## Rows
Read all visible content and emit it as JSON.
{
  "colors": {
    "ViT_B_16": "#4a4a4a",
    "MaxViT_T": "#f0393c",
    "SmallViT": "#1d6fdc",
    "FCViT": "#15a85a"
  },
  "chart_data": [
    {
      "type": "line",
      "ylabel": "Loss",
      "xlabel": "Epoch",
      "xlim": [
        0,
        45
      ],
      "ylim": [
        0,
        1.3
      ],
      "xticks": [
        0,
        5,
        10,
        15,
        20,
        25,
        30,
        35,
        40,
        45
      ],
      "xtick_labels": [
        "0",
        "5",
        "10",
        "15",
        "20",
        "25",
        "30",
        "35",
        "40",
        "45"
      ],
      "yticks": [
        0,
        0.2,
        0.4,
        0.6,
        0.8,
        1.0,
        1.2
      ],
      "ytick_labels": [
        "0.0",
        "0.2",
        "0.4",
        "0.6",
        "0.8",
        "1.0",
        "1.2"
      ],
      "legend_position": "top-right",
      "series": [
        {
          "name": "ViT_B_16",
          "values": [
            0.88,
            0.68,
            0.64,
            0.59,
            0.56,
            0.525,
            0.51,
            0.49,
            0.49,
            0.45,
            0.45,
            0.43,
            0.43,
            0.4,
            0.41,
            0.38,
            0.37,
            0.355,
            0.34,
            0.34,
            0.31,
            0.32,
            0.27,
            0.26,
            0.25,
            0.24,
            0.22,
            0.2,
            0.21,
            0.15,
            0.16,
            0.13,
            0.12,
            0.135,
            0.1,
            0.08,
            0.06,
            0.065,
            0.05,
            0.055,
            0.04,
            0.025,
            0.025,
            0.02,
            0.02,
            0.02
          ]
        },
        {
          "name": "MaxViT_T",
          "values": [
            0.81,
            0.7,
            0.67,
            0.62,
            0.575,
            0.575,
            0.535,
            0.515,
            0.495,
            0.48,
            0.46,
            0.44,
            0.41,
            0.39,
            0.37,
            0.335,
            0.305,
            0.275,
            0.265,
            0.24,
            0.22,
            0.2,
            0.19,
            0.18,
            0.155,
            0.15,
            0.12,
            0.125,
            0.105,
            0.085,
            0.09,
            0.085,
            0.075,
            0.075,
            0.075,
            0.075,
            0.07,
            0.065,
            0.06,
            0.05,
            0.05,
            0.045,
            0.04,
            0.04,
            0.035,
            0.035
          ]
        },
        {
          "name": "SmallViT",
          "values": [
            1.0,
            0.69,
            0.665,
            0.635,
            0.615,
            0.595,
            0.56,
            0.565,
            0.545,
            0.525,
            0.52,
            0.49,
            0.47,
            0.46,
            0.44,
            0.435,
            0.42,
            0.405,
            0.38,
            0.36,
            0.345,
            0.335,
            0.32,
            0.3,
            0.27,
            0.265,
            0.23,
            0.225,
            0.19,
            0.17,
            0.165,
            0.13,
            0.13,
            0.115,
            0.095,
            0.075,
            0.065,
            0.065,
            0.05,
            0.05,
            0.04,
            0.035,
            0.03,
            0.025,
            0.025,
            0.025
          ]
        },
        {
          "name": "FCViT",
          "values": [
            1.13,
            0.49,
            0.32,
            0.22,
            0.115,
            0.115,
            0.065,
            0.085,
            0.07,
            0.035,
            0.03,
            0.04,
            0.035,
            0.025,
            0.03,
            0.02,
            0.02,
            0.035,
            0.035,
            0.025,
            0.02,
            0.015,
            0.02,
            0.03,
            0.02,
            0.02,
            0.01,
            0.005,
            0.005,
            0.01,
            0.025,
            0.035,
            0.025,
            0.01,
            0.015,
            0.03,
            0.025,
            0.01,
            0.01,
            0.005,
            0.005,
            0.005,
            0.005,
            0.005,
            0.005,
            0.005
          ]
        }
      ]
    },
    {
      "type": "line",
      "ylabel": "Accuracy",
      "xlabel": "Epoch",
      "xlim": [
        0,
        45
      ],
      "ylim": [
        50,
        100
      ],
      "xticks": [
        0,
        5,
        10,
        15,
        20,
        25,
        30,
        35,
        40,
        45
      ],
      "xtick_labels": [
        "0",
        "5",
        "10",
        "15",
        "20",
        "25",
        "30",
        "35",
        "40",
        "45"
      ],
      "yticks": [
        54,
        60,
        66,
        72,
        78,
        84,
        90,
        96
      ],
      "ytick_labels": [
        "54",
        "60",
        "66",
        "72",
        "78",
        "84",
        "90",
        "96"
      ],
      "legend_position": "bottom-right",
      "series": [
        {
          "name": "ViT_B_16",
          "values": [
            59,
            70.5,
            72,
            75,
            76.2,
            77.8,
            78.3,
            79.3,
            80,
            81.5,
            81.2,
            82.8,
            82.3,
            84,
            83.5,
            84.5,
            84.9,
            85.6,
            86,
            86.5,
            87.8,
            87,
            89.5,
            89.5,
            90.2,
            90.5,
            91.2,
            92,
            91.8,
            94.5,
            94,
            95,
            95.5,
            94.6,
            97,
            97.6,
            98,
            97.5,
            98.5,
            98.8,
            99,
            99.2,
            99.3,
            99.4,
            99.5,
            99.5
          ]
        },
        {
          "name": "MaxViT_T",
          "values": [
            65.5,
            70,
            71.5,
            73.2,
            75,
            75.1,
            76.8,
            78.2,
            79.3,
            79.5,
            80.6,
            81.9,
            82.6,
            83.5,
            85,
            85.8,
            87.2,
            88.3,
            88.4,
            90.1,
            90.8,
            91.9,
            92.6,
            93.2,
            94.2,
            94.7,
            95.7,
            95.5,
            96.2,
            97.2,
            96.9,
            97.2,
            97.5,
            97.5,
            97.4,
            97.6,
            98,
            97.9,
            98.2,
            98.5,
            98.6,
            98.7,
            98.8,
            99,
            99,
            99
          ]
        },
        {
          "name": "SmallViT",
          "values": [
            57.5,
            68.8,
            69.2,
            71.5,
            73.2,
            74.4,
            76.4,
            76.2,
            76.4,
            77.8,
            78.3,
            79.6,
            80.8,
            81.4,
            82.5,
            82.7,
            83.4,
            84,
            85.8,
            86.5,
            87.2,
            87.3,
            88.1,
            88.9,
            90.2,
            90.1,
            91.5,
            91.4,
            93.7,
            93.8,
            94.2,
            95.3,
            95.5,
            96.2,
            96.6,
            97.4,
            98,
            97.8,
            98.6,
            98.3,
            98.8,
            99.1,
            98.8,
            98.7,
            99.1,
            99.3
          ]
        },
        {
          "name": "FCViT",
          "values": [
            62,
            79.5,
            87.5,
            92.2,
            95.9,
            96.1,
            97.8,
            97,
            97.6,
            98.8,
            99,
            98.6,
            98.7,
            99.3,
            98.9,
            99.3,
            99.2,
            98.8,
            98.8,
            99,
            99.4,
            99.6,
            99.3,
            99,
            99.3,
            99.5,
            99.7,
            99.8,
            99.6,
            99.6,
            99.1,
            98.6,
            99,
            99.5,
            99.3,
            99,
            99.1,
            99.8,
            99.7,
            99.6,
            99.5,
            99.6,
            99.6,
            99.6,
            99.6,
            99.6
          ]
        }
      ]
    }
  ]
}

## Written problem
Repeat all the entries exactly as given.

## Solved problem
Read all visible content and emit it as JSON.
{
  "colors": {
    "ViT_B_16": "#4a4a4a",
    "MaxViT_T": "#f0393c",
    "SmallViT": "#1d6fdc",
    "FCViT": "#15a85a"
  },
  "chart_data": [
    {
      "type": "line",
      "ylabel": "Loss",
      "xlabel": "Epoch",
      "xlim": [
        0,
        45
      ],
      "ylim": [
        0,
        1.3
      ],
      "xticks": [
        0,
        5,
        10,
        15,
        20,
        25,
        30,
        35,
        40,
        45
      ],
      "xtick_labels": [
        "0",
        "5",
        "10",
        "15",
        "20",
        "25",
        "30",
        "35",
        "40",
        "45"
      ],
      "yticks": [
        0,
        0.2,
        0.4,
        0.6,
        0.8,
        1.0,
        1.2
      ],
      "ytick_labels": [
        "0.0",
        "0.2",
        "0.4",
        "0.6",
        "0.8",
        "1.0",
        "1.2"
      ],
      "legend_position": "top-right",
      "series": [
        {
          "name": "ViT_B_16",
          "values": [
            0.88,
            0.68,
            0.64,
            0.59,
            0.56,
            0.525,
            0.51,
            0.49,
            0.49,
            0.45,
            0.45,
            0.43,
            0.43,
            0.4,
            0.41,
            0.38,
            0.37,
            0.355,
            0.34,
            0.34,
            0.31,
            0.32,
            0.27,
            0.26,
            0.25,
            0.24,
            0.22,
            0.2,
            0.21,
            0.15,
            0.16,
            0.13,
            0.12,
            0.135,
            0.1,
            0.08,
            0.06,
            0.065,
            0.05,
            0.055,
            0.04,
            0.025,
            0.025,
            0.02,
            0.02,
            0.02
          ]
        },
        {
          "name": "MaxViT_T",
          "values": [
            0.81,
            0.7,
            0.67,
            0.62,
            0.575,
            0.575,
            0.535,
            0.515,
            0.495,
            0.48,
            0.46,
            0.44,
            0.41,
            0.39,
            0.37,
            0.335,
            0.305,
            0.275,
            0.265,
            0.24,
            0.22,
            0.2,
            0.19,
            0.18,
            0.155,
            0.15,
            0.12,
            0.125,
            0.105,
            0.085,
            0.09,
            0.085,
            0.075,
            0.075,
            0.075,
            0.075,
            0.07,
            0.065,
            0.06,
            0.05,
            0.05,
            0.045,
            0.04,
            0.04,
            0.035,
            0.035
          ]
        },
        {
          "name": "SmallViT",
          "values": [
            1.0,
            0.69,
            0.665,
            0.635,
            0.615,
            0.595,
            0.56,
            0.565,
            0.545,
            0.525,
            0.52,
            0.49,
            0.47,
            0.46,
            0.44,
            0.435,
            0.42,
            0.405,
            0.38,
            0.36,
            0.345,
            0.335,
            0.32,
            0.3,
            0.27,
            0.265,
            0.23,
            0.225,
            0.19,
            0.17,
            0.165,
            0.13,
            0.13,
            0.115,
            0.095,
            0.075,
            0.065,
            0.065,
            0.05,
            0.05,
            0.04,
            0.035,
            0.03,
            0.025,
            0.025,
            0.025
          ]
        },
        {
          "name": "FCViT",
          "values": [
            1.13,
            0.49,
            0.32,
            0.22,
            0.115,
            0.115,
            0.065,
            0.085,
            0.07,
            0.035,
            0.03,
            0.04,
            0.035,
            0.025,
            0.03,
            0.02,
            0.02,
            0.035,
            0.035,
            0.025,
            0.02,
            0.015,
            0.02,
            0.03,
            0.02,
            0.02,
            0.01,
            0.005,
            0.005,
            0.01,
            0.025,
            0.035,
            0.025,
            0.01,
            0.015,
            0.03,
            0.025,
            0.01,
            0.01,
            0.005,
            0.005,
            0.005,
            0.005,
            0.005,
            0.005,
            0.005
          ]
        }
      ]
    },
    {
      "type": "line",
      "ylabel": "Accuracy",
      "xlabel": "Epoch",
      "xlim": [
        0,
        45
      ],
      "ylim": [
        50,
        100
      ],
      "xticks": [
        0,
        5,
        10,
        15,
        20,
        25,
        30,
        35,
        40,
        45
      ],
      "xtick_labels": [
        "0",
        "5",
        "10",
        "15",
        "20",
        "25",
        "30",
        "35",
        "40",
        "45"
      ],
      "yticks": [
        54,
        60,
        66,
        72,
        78,
        84,
        90,
        96
      ],
      "ytick_labels": [
        "54",
        "60",
        "66",
        "72",
        "78",
        "84",
        "90",
        "96"
      ],
      "legend_position": "bottom-right",
      "series": [
        {
          "name": "ViT_B_16",
          "values": [
            59,
            70.5,
            72,
            75,
            76.2,
            77.8,
            78.3,
            79.3,
            80,
            81.5,
            81.2,
            82.8,
            82.3,
            84,
            83.5,
            84.5,
            84.9,
            85.6,
            86,
            86.5,
            87.8,
            87,
            89.5,
            89.5,
            90.2,
            90.5,
            91.2,
            92,
            91.8,
            94.5,
            94,
            95,
            95.5,
            94.6,
            97,
            97.6,
            98,
            97.5,
            98.5,
            98.8,
            99,
            99.2,
            99.3,
            99.4,
            99.5,
            99.5
          ]
        },
        {
          "name": "MaxViT_T",
          "values": [
            65.5,
            70,
            71.5,
            73.2,
            75,
            75.1,
            76.8,
            78.2,
            79.3,
            79.5,
            80.6,
            81.9,
            82.6,
            83.5,
            85,
            85.8,
            87.2,
            88.3,
            88.4,
            90.1,
            90.8,
            91.9,
            92.6,
            93.2,
            94.2,
            94.7,
            95.7,
            95.5,
            96.2,
            97.2,
            96.9,
            97.2,
            97.5,
            97.5,
            97.4,
            97.6,
            98,
            97.9,
            98.2,
            98.5,
            98.6,
            98.7,
            98.8,
            99,
            99,
            99
          ]
        },
        {
          "name": "SmallViT",
          "values": [
            57.5,
            68.8,
            69.2,
            71.5,
            73.2,
            74.4,
            76.4,
            76.2,
            76.4,
            77.8,
            78.3,
            79.6,
            80.8,
            81.4,
            82.5,
            82.7,
            83.4,
            84,
            85.8,
            86.5,
            87.2,
            87.3,
            88.1,
            88.9,
            90.2,
            90.1,
            91.5,
            91.4,
            93.7,
            93.8,
            94.2,
            95.3,
            95.5,
            96.2,
            96.6,
            97.4,
            98,
            97.8,
            98.6,
            98.3,
            98.8,
            99.1,
            98.8,
            98.7,
            99.1,
            99.3
          ]
        },
        {
          "name": "FCViT",
          "values": [
            62,
            79.5,
            87.5,
            92.2,
            95.9,
            96.1,
            97.8,
            97,
            97.6,
            98.8,
            99,
            98.6,
            98.7,
            99.3,
            98.9,
            99.3,
            99.2,
            98.8,
            98.8,
            99,
            99.4,
            99.6,
            99.3,
            99,
            99.3,
            99.5,
            99.7,
            99.8,
            99.6,
            99.6,
            99.1,
            98.6,
            99,
            99.5,
            99.3,
            99,
            99.1,
            99.8,
            99.7,
            99.6,
            99.5,
            99.6,
            99.6,
            99.6,
            99.6,
            99.6
          ]
        }
      ]
    }
  ]
}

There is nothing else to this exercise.